[Records for the exercise]:

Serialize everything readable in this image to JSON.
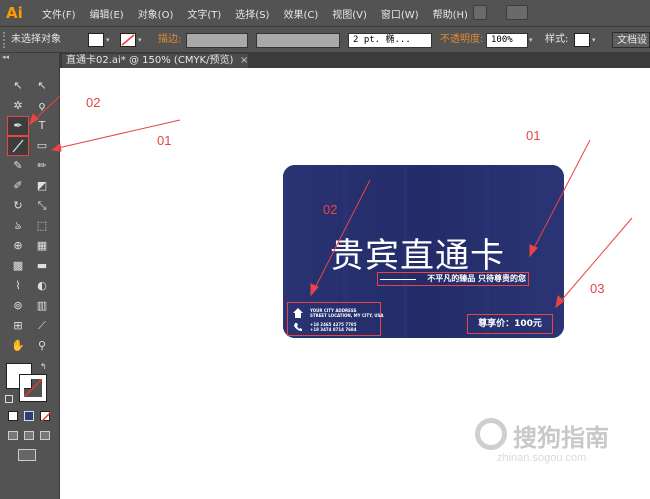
{
  "app": {
    "logo": "Ai"
  },
  "menu": [
    "文件(F)",
    "编辑(E)",
    "对象(O)",
    "文字(T)",
    "选择(S)",
    "效果(C)",
    "视图(V)",
    "窗口(W)",
    "帮助(H)"
  ],
  "control": {
    "selection": "未选择对象",
    "stroke_label": "描边:",
    "stroke_profile": "2 pt. 椭...",
    "opacity_label": "不透明度:",
    "opacity_value": "100%",
    "style_label": "样式:",
    "doc_setup": "文档设"
  },
  "document_tab": {
    "title": "直通卡02.ai* @ 150% (CMYK/预览)",
    "close": "×"
  },
  "card": {
    "title": "贵宾直通卡",
    "subtitle": "不平凡的臻品 只待尊贵的您",
    "address_lines": [
      "YOUR CITY ADDRESS",
      "STREET LOCATION, MY CITY, USA"
    ],
    "phone_lines": [
      "+18 2465 4275 7785",
      "+18 3474 8714 7684"
    ],
    "price": "尊享价：100元",
    "bg_color": "#26306f"
  },
  "annotations": [
    "02",
    "01",
    "01",
    "02",
    "03"
  ],
  "watermark": {
    "cn": "搜狗指南",
    "en": "zhinan.sogou.com"
  },
  "colors": {
    "annotation": "#e84444",
    "accent": "#ff9a00"
  }
}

[Your objective]: Copy out the data above exactly, except the pictures.

[Response for this exercise]:
Serialize everything readable in this image to JSON.
{
  "app": {
    "logo": "Ai"
  },
  "menu": [
    "文件(F)",
    "编辑(E)",
    "对象(O)",
    "文字(T)",
    "选择(S)",
    "效果(C)",
    "视图(V)",
    "窗口(W)",
    "帮助(H)"
  ],
  "control": {
    "selection": "未选择对象",
    "stroke_label": "描边:",
    "stroke_profile": "2 pt. 椭...",
    "opacity_label": "不透明度:",
    "opacity_value": "100%",
    "style_label": "样式:",
    "doc_setup": "文档设"
  },
  "document_tab": {
    "title": "直通卡02.ai* @ 150% (CMYK/预览)",
    "close": "×"
  },
  "card": {
    "title": "贵宾直通卡",
    "subtitle": "不平凡的臻品 只待尊贵的您",
    "address_lines": [
      "YOUR CITY ADDRESS",
      "STREET LOCATION, MY CITY, USA"
    ],
    "phone_lines": [
      "+18 2465 4275 7785",
      "+18 3474 8714 7684"
    ],
    "price": "尊享价：100元",
    "bg_color": "#26306f"
  },
  "annotations": [
    "02",
    "01",
    "01",
    "02",
    "03"
  ],
  "watermark": {
    "cn": "搜狗指南",
    "en": "zhinan.sogou.com"
  },
  "colors": {
    "annotation": "#e84444",
    "accent": "#ff9a00"
  }
}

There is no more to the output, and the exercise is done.